Stored records
+--

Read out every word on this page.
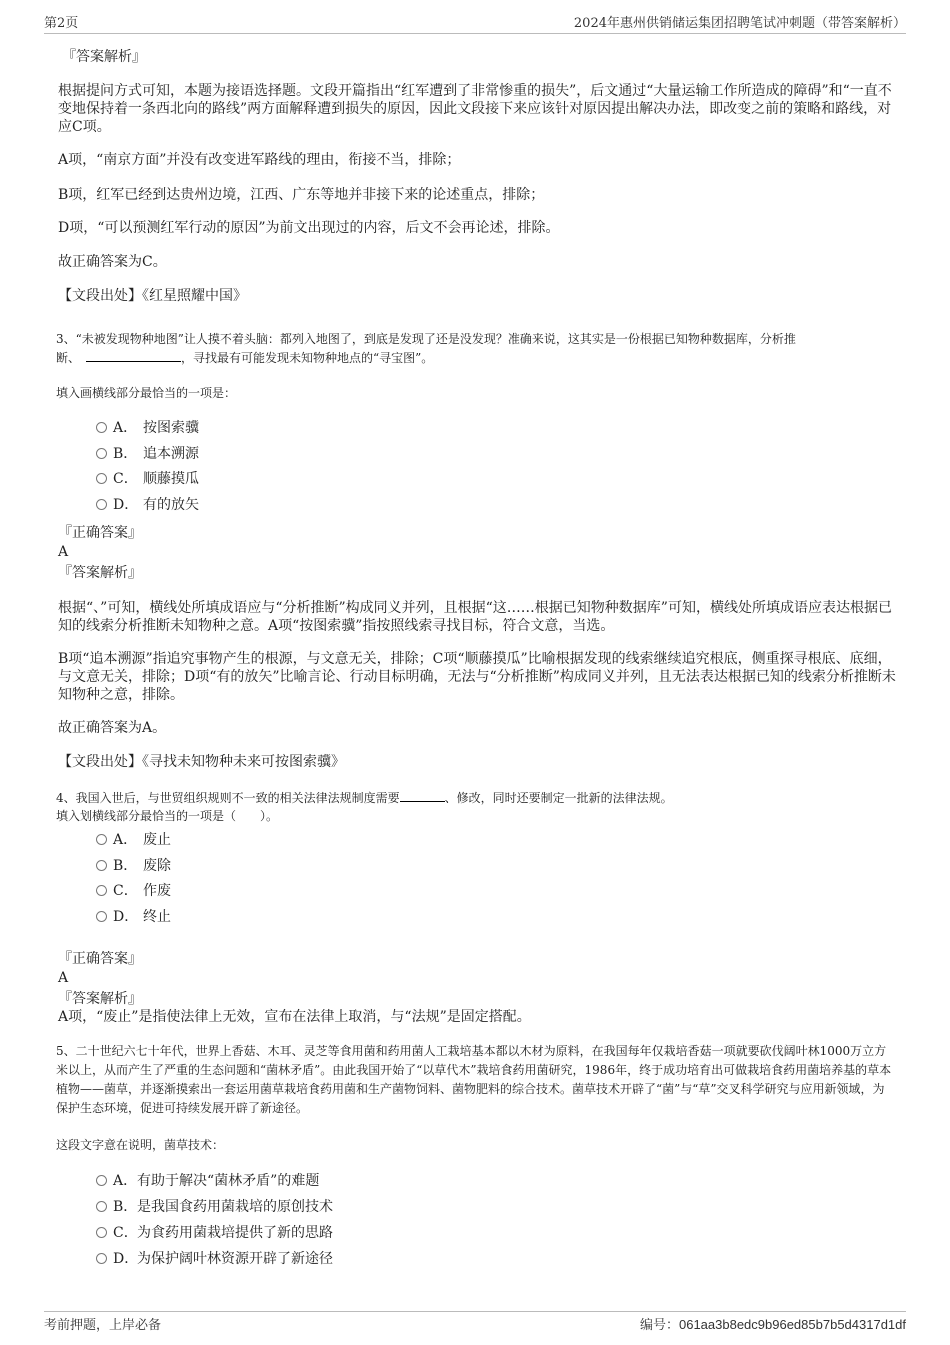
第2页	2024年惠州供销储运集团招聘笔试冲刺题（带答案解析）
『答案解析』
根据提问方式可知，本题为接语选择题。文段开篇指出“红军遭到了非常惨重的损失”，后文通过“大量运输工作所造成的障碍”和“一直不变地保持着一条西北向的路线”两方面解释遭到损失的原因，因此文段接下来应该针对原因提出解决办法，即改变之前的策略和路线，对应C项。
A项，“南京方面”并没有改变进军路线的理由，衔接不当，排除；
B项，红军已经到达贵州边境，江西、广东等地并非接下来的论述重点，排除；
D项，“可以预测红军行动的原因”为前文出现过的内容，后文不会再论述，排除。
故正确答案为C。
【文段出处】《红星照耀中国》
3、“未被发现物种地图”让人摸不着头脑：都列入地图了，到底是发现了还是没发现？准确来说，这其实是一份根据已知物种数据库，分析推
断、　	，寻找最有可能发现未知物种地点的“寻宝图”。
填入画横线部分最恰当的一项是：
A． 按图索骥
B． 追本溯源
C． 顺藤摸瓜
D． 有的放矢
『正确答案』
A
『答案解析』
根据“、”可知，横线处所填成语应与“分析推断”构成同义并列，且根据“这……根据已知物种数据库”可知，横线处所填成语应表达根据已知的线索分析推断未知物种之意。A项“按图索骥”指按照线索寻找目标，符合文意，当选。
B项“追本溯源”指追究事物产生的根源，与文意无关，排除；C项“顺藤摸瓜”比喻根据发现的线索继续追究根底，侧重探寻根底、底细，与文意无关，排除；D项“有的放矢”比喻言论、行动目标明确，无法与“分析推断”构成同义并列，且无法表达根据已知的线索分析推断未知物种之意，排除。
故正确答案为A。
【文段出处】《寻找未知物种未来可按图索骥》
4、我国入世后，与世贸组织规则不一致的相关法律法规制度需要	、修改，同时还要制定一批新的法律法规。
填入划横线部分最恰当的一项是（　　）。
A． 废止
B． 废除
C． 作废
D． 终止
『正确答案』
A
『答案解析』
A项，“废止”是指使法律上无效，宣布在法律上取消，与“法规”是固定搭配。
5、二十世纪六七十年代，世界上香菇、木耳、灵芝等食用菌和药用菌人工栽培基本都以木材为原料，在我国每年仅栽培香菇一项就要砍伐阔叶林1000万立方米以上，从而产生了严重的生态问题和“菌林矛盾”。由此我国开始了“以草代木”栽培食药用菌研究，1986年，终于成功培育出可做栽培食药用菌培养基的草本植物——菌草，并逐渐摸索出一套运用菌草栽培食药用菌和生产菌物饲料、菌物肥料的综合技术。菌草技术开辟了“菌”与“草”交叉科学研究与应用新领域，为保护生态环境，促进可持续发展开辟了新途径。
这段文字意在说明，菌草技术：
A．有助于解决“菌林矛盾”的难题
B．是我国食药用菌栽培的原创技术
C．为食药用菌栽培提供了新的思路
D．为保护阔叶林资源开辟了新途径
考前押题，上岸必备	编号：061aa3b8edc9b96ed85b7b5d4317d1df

+--

Omit every picture, then reproduce the rest of the listing exactly.

Read out every word on this page.
第2页	2024年惠州供销储运集团招聘笔试冲刺题（带答案解析）
『答案解析』
根据提问方式可知，本题为接语选择题。文段开篇指出“红军遭到了非常惨重的损失”，后文通过“大量运输工作所造成的障碍”和“一直不变地保持着一条西北向的路线”两方面解释遭到损失的原因，因此文段接下来应该针对原因提出解决办法，即改变之前的策略和路线，对应C项。
A项，“南京方面”并没有改变进军路线的理由，衔接不当，排除；
B项，红军已经到达贵州边境，江西、广东等地并非接下来的论述重点，排除；
D项，“可以预测红军行动的原因”为前文出现过的内容，后文不会再论述，排除。
故正确答案为C。
【文段出处】《红星照耀中国》
3、“未被发现物种地图”让人摸不着头脑：都列入地图了，到底是发现了还是没发现？准确来说，这其实是一份根据已知物种数据库，分析推
断、　	，寻找最有可能发现未知物种地点的“寻宝图”。
填入画横线部分最恰当的一项是：
A． 按图索骥
B． 追本溯源
C． 顺藤摸瓜
D． 有的放矢
『正确答案』
A
『答案解析』
根据“、”可知，横线处所填成语应与“分析推断”构成同义并列，且根据“这……根据已知物种数据库”可知，横线处所填成语应表达根据已知的线索分析推断未知物种之意。A项“按图索骥”指按照线索寻找目标，符合文意，当选。
B项“追本溯源”指追究事物产生的根源，与文意无关，排除；C项“顺藤摸瓜”比喻根据发现的线索继续追究根底，侧重探寻根底、底细，与文意无关，排除；D项“有的放矢”比喻言论、行动目标明确，无法与“分析推断”构成同义并列，且无法表达根据已知的线索分析推断未知物种之意，排除。
故正确答案为A。
【文段出处】《寻找未知物种未来可按图索骥》
4、我国入世后，与世贸组织规则不一致的相关法律法规制度需要	、修改，同时还要制定一批新的法律法规。
填入划横线部分最恰当的一项是（　　）。
A． 废止
B． 废除
C． 作废
D． 终止
『正确答案』
A
『答案解析』
A项，“废止”是指使法律上无效，宣布在法律上取消，与“法规”是固定搭配。
5、二十世纪六七十年代，世界上香菇、木耳、灵芝等食用菌和药用菌人工栽培基本都以木材为原料，在我国每年仅栽培香菇一项就要砍伐阔叶林1000万立方米以上，从而产生了严重的生态问题和“菌林矛盾”。由此我国开始了“以草代木”栽培食药用菌研究，1986年，终于成功培育出可做栽培食药用菌培养基的草本植物——菌草，并逐渐摸索出一套运用菌草栽培食药用菌和生产菌物饲料、菌物肥料的综合技术。菌草技术开辟了“菌”与“草”交叉科学研究与应用新领域，为保护生态环境，促进可持续发展开辟了新途径。
这段文字意在说明，菌草技术：
A．有助于解决“菌林矛盾”的难题
B．是我国食药用菌栽培的原创技术
C．为食药用菌栽培提供了新的思路
D．为保护阔叶林资源开辟了新途径
考前押题，上岸必备	编号：061aa3b8edc9b96ed85b7b5d4317d1df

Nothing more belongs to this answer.